▸ **WHAT TO PRODUCE**: Transcribe the entries that follow exactly as they appear, minus pictures.

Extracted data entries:
---
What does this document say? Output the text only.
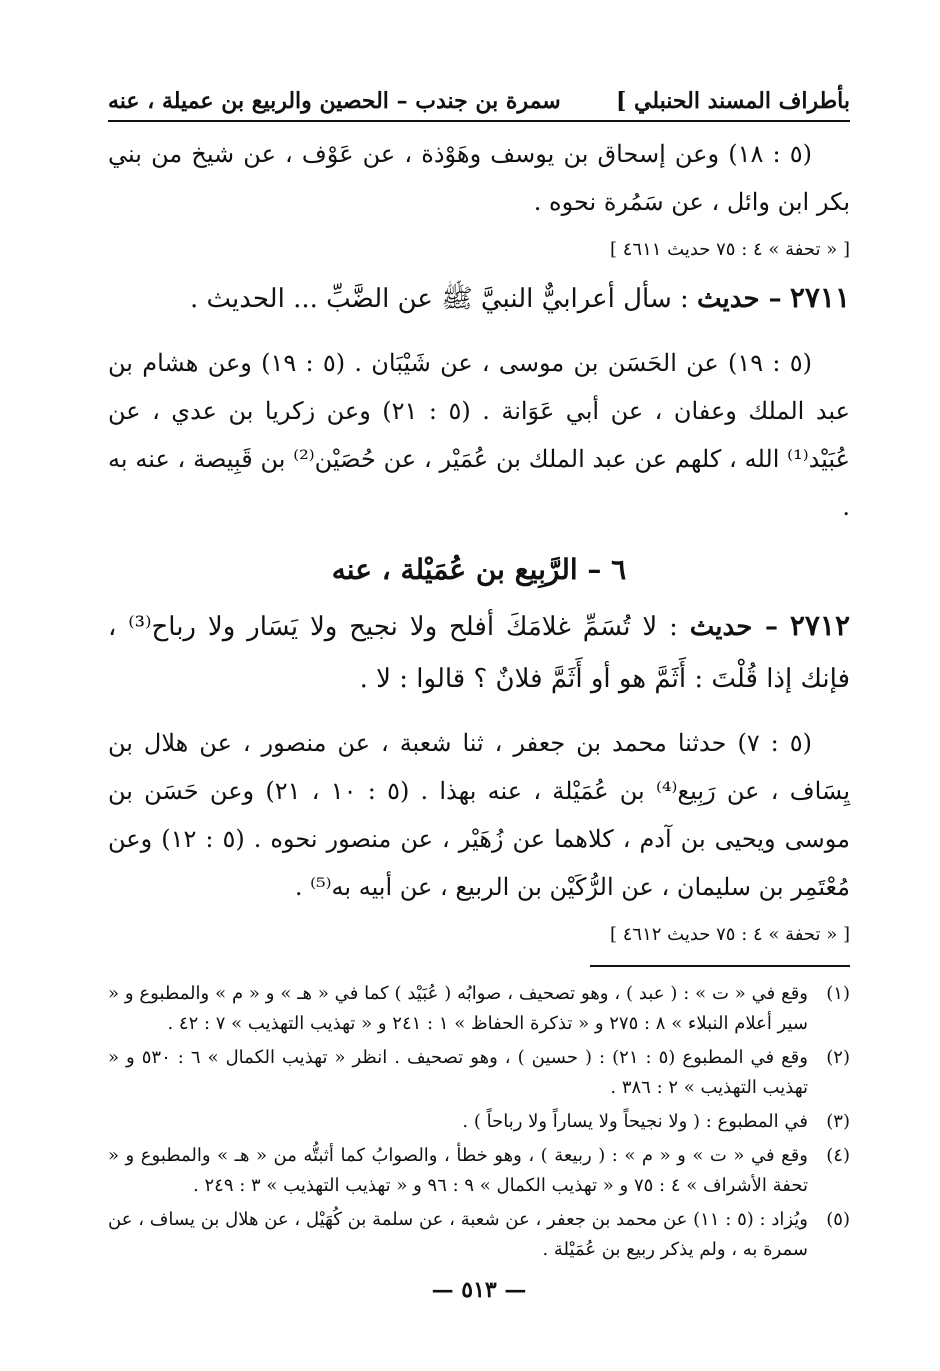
بأطراف المسند الحنبلي ]
سمرة بن جندب – الحصين والربيع بن عميلة ، عنه

(٥ : ١٨) وعن إسحاق بن يوسف وهَوْذة ، عن عَوْف ، عن شيخ من بني بكر ابن وائل ، عن سَمُرة نحوه .

[ « تحفة » ٤ : ٧٥ حديث ٤٦١١ ]

٢٧١١ – حديث : سأل أعرابيٌّ النبيَّ ﷺ عن الضَّبِّ ... الحديث .

(٥ : ١٩) عن الحَسَن بن موسى ، عن شَيْبَان . (٥ : ١٩) وعن هشام بن عبد الملك وعفان ، عن أبي عَوَانة . (٥ : ٢١) وعن زكريا بن عدي ، عن عُبَيْد⁽¹⁾ الله ، كلهم عن عبد الملك بن عُمَيْر ، عن حُصَيْن⁽²⁾ بن قَبِيصة ، عنه به .

٦ – الرَّبِيع بن عُمَيْلة ، عنه

٢٧١٢ – حديث : لا تُسَمِّ غلامَكَ أفلح ولا نجيح ولا يَسَار ولا رباح⁽³⁾ ، فإنك إذا قُلْتَ : أَثَمَّ هو أو أَثَمَّ فلانٌ ؟ قالوا : لا .

(٥ : ٧) حدثنا محمد بن جعفر ، ثنا شعبة ، عن منصور ، عن هلال بن يِسَاف ، عن رَبِيع⁽⁴⁾ بن عُمَيْلة ، عنه بهذا . (٥ : ١٠ ، ٢١) وعن حَسَن بن موسى ويحيى بن آدم ، كلاهما عن زُهَيْر ، عن منصور نحوه . (٥ : ١٢) وعن مُعْتَمِر بن سليمان ، عن الرُّكَيْن بن الربيع ، عن أبيه به⁽⁵⁾ .

[ « تحفة » ٤ : ٧٥ حديث ٤٦١٢ ]

(١)
وقع في « ت » : ( عبد ) ، وهو تصحيف ، صوابُه ( عُبَيْد ) كما في « هـ » و « م » والمطبوع و « سير أعلام النبلاء » ٨ : ٢٧٥ و « تذكرة الحفاظ » ١ : ٢٤١ و « تهذيب التهذيب » ٧ : ٤٢ .
(٢)
وقع في المطبوع (٥ : ٢١) : ( حسين ) ، وهو تصحيف . انظر « تهذيب الكمال » ٦ : ٥٣٠ و « تهذيب التهذيب » ٢ : ٣٨٦ .
(٣)
في المطبوع : ( ولا نجيحاً ولا يساراً ولا رباحاً ) .
(٤)
وقع في « ت » و « م » : ( ربيعة ) ، وهو خطأ ، والصوابُ كما أثبتُّه من « هـ » والمطبوع و « تحفة الأشراف » ٤ : ٧٥ و « تهذيب الكمال » ٩ : ٩٦ و « تهذيب التهذيب » ٣ : ٢٤٩ .
(٥)
ويُزاد : (٥ : ١١) عن محمد بن جعفر ، عن شعبة ، عن سلمة بن كُهَيْل ، عن هلال بن يساف ، عن سمرة به ، ولم يذكر ربيع بن عُمَيْلة .
— ٥١٣ —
---
▸ **OUTPUT FOR THIS EXERCISE**:
What does this document say? Output the text only.
بأطراف المسند الحنبلي ]
سمرة بن جندب – الحصين والربيع بن عميلة ، عنه

(٥ : ١٨) وعن إسحاق بن يوسف وهَوْذة ، عن عَوْف ، عن شيخ من بني بكر ابن وائل ، عن سَمُرة نحوه .

[ « تحفة » ٤ : ٧٥ حديث ٤٦١١ ]

٢٧١١ – حديث : سأل أعرابيٌّ النبيَّ ﷺ عن الضَّبِّ ... الحديث .

(٥ : ١٩) عن الحَسَن بن موسى ، عن شَيْبَان . (٥ : ١٩) وعن هشام بن عبد الملك وعفان ، عن أبي عَوَانة . (٥ : ٢١) وعن زكريا بن عدي ، عن عُبَيْد⁽¹⁾ الله ، كلهم عن عبد الملك بن عُمَيْر ، عن حُصَيْن⁽²⁾ بن قَبِيصة ، عنه به .

٦ – الرَّبِيع بن عُمَيْلة ، عنه

٢٧١٢ – حديث : لا تُسَمِّ غلامَكَ أفلح ولا نجيح ولا يَسَار ولا رباح⁽³⁾ ، فإنك إذا قُلْتَ : أَثَمَّ هو أو أَثَمَّ فلانٌ ؟ قالوا : لا .

(٥ : ٧) حدثنا محمد بن جعفر ، ثنا شعبة ، عن منصور ، عن هلال بن يِسَاف ، عن رَبِيع⁽⁴⁾ بن عُمَيْلة ، عنه بهذا . (٥ : ١٠ ، ٢١) وعن حَسَن بن موسى ويحيى بن آدم ، كلاهما عن زُهَيْر ، عن منصور نحوه . (٥ : ١٢) وعن مُعْتَمِر بن سليمان ، عن الرُّكَيْن بن الربيع ، عن أبيه به⁽⁵⁾ .

[ « تحفة » ٤ : ٧٥ حديث ٤٦١٢ ]

(١)
وقع في « ت » : ( عبد ) ، وهو تصحيف ، صوابُه ( عُبَيْد ) كما في « هـ » و « م » والمطبوع و « سير أعلام النبلاء » ٨ : ٢٧٥ و « تذكرة الحفاظ » ١ : ٢٤١ و « تهذيب التهذيب » ٧ : ٤٢ .
(٢)
وقع في المطبوع (٥ : ٢١) : ( حسين ) ، وهو تصحيف . انظر « تهذيب الكمال » ٦ : ٥٣٠ و « تهذيب التهذيب » ٢ : ٣٨٦ .
(٣)
في المطبوع : ( ولا نجيحاً ولا يساراً ولا رباحاً ) .
(٤)
وقع في « ت » و « م » : ( ربيعة ) ، وهو خطأ ، والصوابُ كما أثبتُّه من « هـ » والمطبوع و « تحفة الأشراف » ٤ : ٧٥ و « تهذيب الكمال » ٩ : ٩٦ و « تهذيب التهذيب » ٣ : ٢٤٩ .
(٥)
ويُزاد : (٥ : ١١) عن محمد بن جعفر ، عن شعبة ، عن سلمة بن كُهَيْل ، عن هلال بن يساف ، عن سمرة به ، ولم يذكر ربيع بن عُمَيْلة .
— ٥١٣ —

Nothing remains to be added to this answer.